Below is a block of records; reproduce all of them exactly and leave out any pictures.
┏━━
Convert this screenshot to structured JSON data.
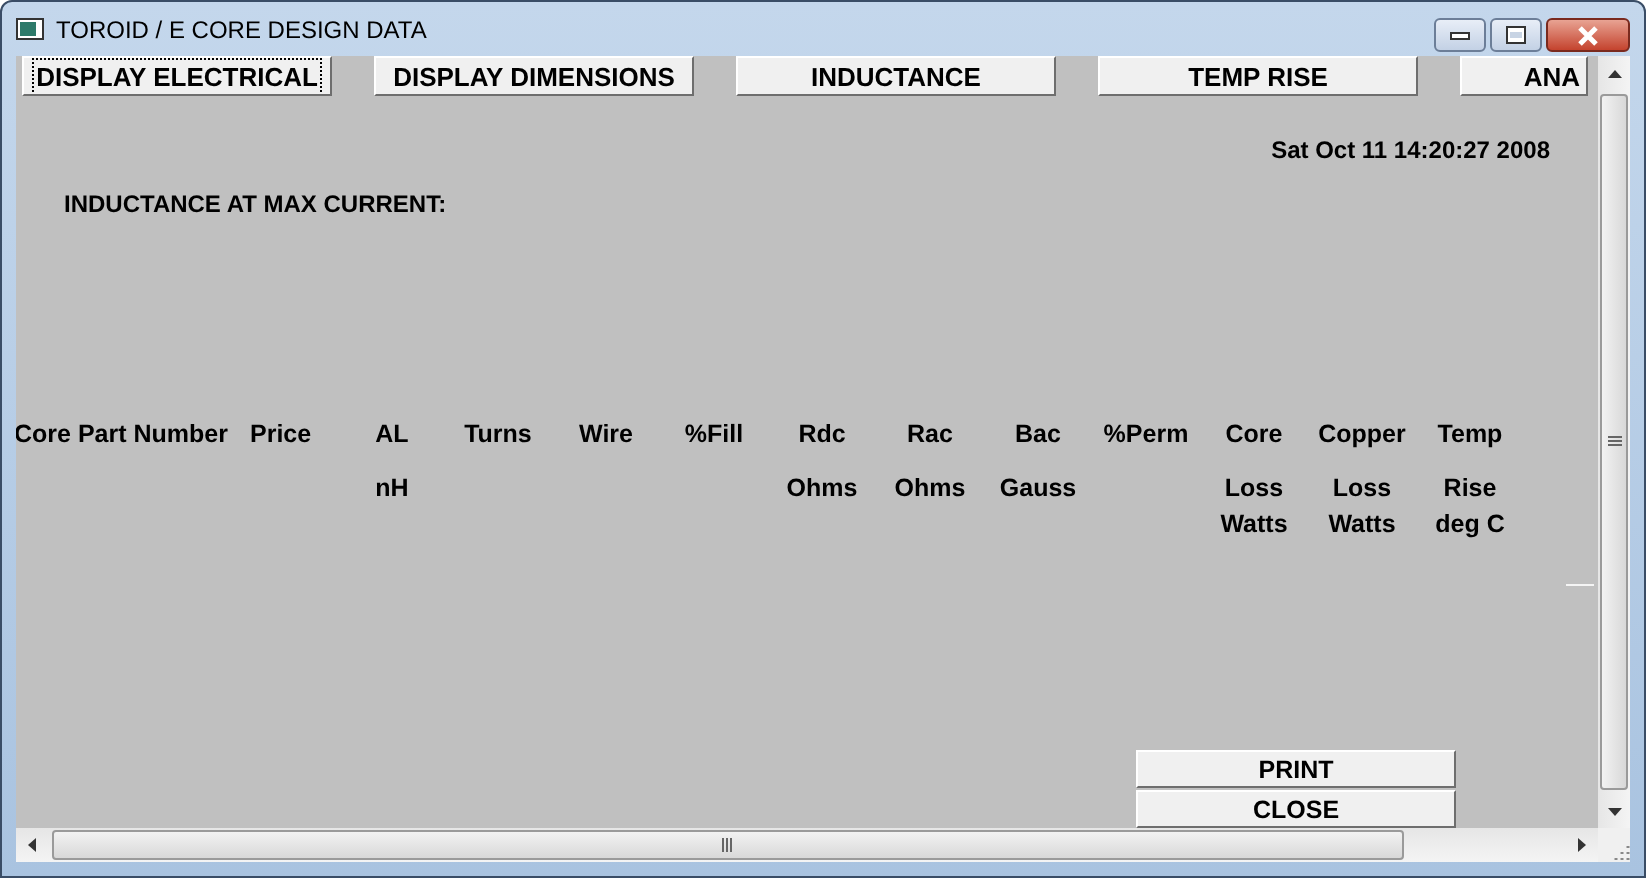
{
  "window": {
    "title": "TOROID / E CORE DESIGN DATA"
  },
  "tabs": [
    {
      "label": "DISPLAY ELECTRICAL",
      "focused": true
    },
    {
      "label": "DISPLAY DIMENSIONS",
      "focused": false
    },
    {
      "label": "INDUCTANCE",
      "focused": false
    },
    {
      "label": "TEMP RISE",
      "focused": false
    },
    {
      "label": "ANA",
      "focused": false
    }
  ],
  "timestamp": "Sat Oct 11 14:20:27 2008",
  "heading": "INDUCTANCE AT MAX CURRENT:",
  "columns": [
    {
      "title": "Core Part Number"
    },
    {
      "title": "Price"
    },
    {
      "title": "AL",
      "units": [
        "nH"
      ]
    },
    {
      "title": "Turns"
    },
    {
      "title": "Wire"
    },
    {
      "title": "%Fill"
    },
    {
      "title": "Rdc",
      "units": [
        "Ohms"
      ]
    },
    {
      "title": "Rac",
      "units": [
        "Ohms"
      ]
    },
    {
      "title": "Bac",
      "units": [
        "Gauss"
      ]
    },
    {
      "title": "%Perm"
    },
    {
      "title": "Core",
      "units": [
        "Loss",
        "Watts"
      ]
    },
    {
      "title": "Copper",
      "units": [
        "Loss",
        "Watts"
      ]
    },
    {
      "title": "Temp",
      "units": [
        "Rise",
        "deg C"
      ]
    }
  ],
  "buttons": [
    "PRINT",
    "CLOSE"
  ]
}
┗━━
* **Full solution**:
Convert this screenshot to structured JSON data.
{
  "window": {
    "title": "TOROID / E CORE DESIGN DATA"
  },
  "tabs": [
    {
      "label": "DISPLAY ELECTRICAL",
      "focused": true
    },
    {
      "label": "DISPLAY DIMENSIONS",
      "focused": false
    },
    {
      "label": "INDUCTANCE",
      "focused": false
    },
    {
      "label": "TEMP RISE",
      "focused": false
    },
    {
      "label": "ANA",
      "focused": false
    }
  ],
  "timestamp": "Sat Oct 11 14:20:27 2008",
  "heading": "INDUCTANCE AT MAX CURRENT:",
  "columns": [
    {
      "title": "Core Part Number"
    },
    {
      "title": "Price"
    },
    {
      "title": "AL",
      "units": [
        "nH"
      ]
    },
    {
      "title": "Turns"
    },
    {
      "title": "Wire"
    },
    {
      "title": "%Fill"
    },
    {
      "title": "Rdc",
      "units": [
        "Ohms"
      ]
    },
    {
      "title": "Rac",
      "units": [
        "Ohms"
      ]
    },
    {
      "title": "Bac",
      "units": [
        "Gauss"
      ]
    },
    {
      "title": "%Perm"
    },
    {
      "title": "Core",
      "units": [
        "Loss",
        "Watts"
      ]
    },
    {
      "title": "Copper",
      "units": [
        "Loss",
        "Watts"
      ]
    },
    {
      "title": "Temp",
      "units": [
        "Rise",
        "deg C"
      ]
    }
  ],
  "buttons": [
    "PRINT",
    "CLOSE"
  ]
}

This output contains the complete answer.